STORED ROWS =>

######

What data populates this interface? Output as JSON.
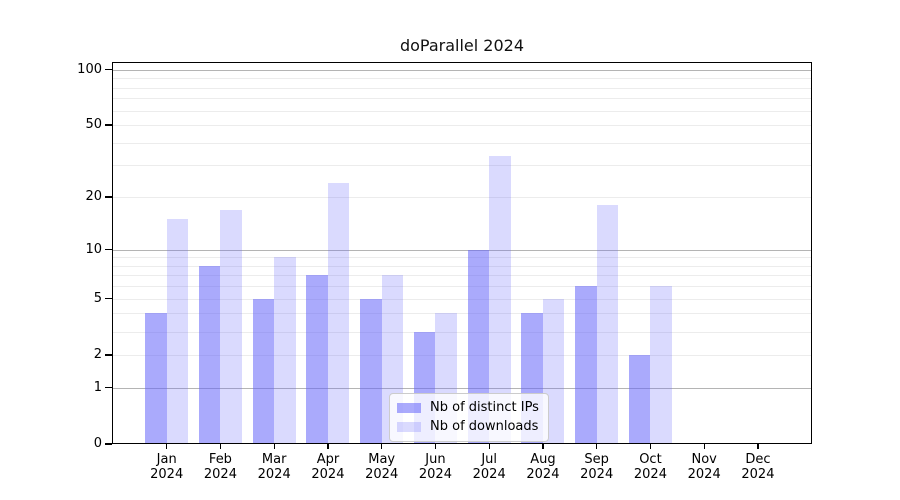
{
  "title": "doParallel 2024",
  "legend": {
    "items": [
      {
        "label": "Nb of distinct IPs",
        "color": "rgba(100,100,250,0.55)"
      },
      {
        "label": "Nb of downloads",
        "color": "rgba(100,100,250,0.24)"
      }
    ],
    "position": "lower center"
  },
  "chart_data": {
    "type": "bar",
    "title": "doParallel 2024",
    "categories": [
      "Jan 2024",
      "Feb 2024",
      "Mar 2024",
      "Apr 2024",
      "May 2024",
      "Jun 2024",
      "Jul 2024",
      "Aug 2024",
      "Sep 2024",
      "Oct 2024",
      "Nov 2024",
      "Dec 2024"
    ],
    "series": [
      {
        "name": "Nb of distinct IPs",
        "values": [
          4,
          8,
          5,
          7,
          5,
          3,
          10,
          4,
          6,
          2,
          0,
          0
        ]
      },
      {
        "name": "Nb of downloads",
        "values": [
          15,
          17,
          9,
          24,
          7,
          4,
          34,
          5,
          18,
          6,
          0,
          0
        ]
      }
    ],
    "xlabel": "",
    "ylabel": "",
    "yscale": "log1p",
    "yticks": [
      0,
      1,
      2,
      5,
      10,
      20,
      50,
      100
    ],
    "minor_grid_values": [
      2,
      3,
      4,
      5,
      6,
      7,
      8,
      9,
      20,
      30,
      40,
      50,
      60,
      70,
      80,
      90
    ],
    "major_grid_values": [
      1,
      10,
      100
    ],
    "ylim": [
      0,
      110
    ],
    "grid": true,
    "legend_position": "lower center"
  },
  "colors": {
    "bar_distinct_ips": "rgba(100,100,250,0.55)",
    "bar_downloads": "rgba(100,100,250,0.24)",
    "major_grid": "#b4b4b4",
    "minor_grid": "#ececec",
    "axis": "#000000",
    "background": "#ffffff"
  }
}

######

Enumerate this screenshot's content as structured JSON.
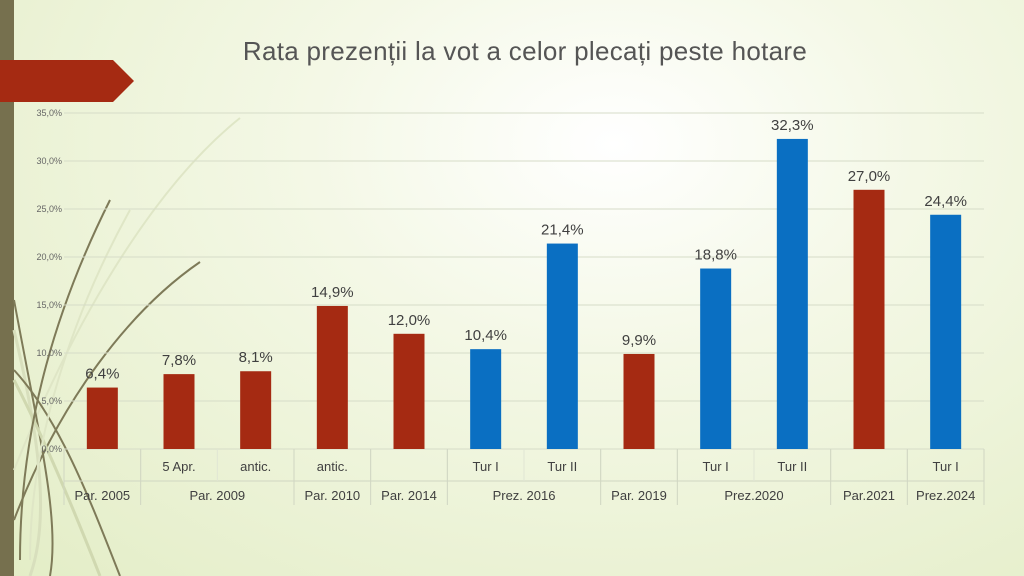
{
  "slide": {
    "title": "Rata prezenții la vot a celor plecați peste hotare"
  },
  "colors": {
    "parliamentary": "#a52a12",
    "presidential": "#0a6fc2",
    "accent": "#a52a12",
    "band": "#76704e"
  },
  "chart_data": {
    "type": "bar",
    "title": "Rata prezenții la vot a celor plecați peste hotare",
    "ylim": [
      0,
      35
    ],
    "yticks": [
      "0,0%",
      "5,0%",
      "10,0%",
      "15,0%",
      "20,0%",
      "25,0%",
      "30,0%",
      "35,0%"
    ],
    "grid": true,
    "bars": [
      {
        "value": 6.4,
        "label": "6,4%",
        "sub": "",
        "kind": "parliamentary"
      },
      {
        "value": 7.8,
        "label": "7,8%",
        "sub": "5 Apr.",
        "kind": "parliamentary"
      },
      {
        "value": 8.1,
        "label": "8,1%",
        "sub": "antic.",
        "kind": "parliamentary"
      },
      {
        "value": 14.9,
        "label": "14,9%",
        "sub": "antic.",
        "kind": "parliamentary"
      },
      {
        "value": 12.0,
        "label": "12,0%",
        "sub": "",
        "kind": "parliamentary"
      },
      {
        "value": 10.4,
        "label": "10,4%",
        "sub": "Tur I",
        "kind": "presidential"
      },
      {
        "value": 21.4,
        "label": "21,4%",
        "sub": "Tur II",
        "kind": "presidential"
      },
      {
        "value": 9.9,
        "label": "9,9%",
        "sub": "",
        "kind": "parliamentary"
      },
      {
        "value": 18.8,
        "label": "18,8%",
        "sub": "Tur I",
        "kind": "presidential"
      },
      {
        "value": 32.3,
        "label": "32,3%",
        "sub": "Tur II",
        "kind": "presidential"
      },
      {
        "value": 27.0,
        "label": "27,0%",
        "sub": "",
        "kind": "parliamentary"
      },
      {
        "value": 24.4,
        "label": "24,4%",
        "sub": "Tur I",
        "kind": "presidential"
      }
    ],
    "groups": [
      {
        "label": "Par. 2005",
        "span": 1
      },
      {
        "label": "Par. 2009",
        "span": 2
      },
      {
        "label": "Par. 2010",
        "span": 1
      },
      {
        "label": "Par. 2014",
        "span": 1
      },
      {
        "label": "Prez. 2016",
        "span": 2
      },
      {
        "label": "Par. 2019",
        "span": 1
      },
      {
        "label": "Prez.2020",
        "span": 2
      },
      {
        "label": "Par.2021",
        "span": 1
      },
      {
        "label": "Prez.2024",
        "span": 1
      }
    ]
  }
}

######

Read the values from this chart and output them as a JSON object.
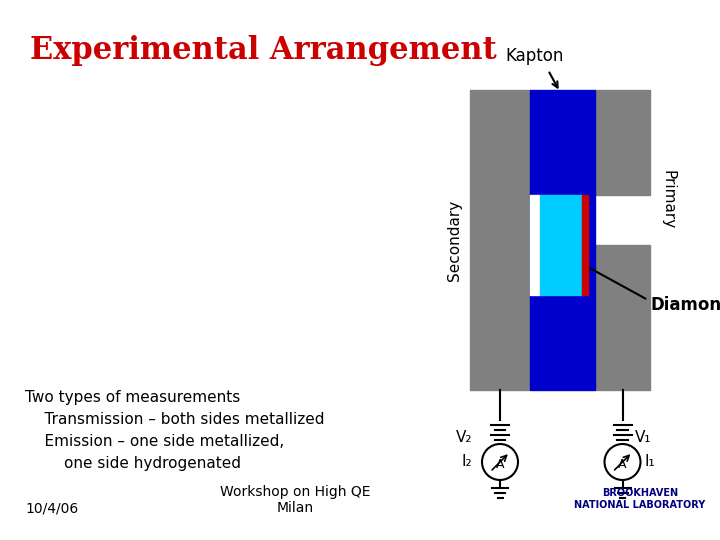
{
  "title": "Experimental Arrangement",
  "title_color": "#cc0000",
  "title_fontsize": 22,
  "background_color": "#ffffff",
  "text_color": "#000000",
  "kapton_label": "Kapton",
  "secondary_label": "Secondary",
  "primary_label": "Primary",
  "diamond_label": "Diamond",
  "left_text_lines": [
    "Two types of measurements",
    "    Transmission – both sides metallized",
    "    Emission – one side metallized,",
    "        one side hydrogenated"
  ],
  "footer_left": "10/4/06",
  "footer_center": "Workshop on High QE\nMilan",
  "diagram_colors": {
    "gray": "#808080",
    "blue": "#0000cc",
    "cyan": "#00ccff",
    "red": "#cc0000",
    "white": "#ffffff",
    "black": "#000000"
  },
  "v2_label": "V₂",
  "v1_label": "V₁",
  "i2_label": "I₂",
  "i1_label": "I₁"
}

######

BRIEF =>
From the listing above, pick out each line where the word "peste" appears.

IN RESPONSE =>
    "title": "Rata prezenții la vot a celor plecați peste hotare"
    "title": "Rata prezenții la vot a celor plecați peste hotare",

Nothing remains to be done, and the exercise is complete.